> _WHAT YOU NEED TO DO_:
Pull out every line below holding the word "Brent原油现货价格变化幅度".

> _DATA PROVIDED_:
──────
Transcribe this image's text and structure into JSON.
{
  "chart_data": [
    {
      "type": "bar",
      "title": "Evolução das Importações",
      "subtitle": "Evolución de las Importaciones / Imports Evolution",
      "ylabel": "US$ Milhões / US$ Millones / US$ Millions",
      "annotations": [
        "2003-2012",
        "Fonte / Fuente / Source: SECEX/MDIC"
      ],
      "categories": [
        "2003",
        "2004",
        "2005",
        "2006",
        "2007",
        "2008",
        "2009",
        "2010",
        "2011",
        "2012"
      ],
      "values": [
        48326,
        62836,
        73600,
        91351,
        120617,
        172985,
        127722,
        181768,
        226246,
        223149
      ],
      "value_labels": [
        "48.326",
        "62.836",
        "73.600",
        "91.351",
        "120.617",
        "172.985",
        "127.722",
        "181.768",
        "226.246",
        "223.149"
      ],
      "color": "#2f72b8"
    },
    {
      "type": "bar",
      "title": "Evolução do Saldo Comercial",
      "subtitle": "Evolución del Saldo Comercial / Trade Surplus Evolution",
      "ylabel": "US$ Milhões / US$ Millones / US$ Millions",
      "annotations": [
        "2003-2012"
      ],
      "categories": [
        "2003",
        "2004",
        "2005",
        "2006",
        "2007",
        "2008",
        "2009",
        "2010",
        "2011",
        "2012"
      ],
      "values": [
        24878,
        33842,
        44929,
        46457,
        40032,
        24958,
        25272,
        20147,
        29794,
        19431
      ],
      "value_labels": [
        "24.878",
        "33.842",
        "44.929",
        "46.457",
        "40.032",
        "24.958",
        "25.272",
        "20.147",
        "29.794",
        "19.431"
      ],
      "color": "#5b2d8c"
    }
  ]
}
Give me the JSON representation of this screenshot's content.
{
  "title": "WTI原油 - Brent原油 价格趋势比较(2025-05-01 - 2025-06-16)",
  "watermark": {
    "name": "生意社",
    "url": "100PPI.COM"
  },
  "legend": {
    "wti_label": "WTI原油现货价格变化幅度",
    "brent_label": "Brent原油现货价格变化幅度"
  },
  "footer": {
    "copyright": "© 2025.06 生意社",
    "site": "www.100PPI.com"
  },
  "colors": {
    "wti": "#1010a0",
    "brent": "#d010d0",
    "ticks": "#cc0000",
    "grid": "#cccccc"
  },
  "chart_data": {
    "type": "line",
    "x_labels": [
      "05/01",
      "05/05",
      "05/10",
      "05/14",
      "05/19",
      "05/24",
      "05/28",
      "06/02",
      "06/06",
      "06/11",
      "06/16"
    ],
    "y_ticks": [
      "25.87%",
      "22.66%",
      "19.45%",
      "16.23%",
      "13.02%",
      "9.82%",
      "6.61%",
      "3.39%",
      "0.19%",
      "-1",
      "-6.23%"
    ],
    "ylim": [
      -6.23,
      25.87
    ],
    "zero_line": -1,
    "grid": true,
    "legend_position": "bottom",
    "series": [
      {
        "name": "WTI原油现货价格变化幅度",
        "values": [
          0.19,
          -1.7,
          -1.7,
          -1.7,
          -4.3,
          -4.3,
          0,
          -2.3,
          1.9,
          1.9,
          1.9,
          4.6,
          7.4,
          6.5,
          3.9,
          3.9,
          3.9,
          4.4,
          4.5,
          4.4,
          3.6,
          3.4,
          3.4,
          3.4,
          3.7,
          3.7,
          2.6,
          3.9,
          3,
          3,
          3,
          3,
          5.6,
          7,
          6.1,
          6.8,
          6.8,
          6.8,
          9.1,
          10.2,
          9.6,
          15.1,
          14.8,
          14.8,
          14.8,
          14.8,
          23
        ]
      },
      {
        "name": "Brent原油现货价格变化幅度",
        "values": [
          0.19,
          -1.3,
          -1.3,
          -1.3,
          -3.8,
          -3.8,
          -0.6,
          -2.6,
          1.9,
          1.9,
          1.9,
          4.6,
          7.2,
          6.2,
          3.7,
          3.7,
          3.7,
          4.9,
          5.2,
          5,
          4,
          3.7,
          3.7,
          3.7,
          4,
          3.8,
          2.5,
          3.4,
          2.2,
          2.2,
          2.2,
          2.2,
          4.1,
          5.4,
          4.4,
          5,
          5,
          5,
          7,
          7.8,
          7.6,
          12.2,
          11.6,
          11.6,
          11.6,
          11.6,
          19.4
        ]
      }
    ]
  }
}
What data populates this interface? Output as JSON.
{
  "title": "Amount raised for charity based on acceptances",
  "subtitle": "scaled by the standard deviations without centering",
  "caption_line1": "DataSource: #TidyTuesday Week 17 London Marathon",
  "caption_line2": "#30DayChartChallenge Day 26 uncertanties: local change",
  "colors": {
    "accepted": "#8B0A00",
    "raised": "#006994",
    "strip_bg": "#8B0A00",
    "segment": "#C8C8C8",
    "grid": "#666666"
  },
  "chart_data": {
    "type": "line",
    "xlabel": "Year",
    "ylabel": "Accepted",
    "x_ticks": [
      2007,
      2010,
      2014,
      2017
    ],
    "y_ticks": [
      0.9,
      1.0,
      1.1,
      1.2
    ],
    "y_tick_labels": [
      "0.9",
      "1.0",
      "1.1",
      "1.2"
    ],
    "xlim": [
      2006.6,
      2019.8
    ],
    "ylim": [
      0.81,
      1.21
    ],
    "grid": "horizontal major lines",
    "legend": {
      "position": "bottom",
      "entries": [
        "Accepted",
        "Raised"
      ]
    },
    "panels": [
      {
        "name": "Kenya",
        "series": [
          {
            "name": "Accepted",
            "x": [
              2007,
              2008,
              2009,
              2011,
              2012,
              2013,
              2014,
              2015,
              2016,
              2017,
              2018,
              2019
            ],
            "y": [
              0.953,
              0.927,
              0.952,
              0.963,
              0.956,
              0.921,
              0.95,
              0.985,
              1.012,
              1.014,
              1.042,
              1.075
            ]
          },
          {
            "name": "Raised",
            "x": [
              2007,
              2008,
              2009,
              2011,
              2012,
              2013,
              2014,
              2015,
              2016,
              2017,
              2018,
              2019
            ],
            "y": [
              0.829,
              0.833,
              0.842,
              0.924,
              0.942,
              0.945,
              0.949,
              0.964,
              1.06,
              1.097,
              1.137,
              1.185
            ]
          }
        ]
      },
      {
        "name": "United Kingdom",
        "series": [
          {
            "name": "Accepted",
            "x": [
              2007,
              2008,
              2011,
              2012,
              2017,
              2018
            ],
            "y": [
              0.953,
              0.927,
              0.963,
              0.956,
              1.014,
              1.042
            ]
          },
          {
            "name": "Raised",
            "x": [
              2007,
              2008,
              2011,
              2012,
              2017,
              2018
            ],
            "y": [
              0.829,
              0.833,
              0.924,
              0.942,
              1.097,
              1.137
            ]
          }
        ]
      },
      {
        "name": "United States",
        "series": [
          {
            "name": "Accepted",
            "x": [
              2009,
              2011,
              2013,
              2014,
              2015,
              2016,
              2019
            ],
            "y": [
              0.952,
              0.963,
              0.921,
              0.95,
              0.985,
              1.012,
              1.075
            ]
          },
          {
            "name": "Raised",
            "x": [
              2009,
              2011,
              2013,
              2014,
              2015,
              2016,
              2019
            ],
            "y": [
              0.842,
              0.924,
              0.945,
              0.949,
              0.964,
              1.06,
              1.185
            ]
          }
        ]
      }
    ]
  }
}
──────
> _RESULT OF THE TASK_:
    "brent_label": "Brent原油现货价格变化幅度"
        "name": "Brent原油现货价格变化幅度",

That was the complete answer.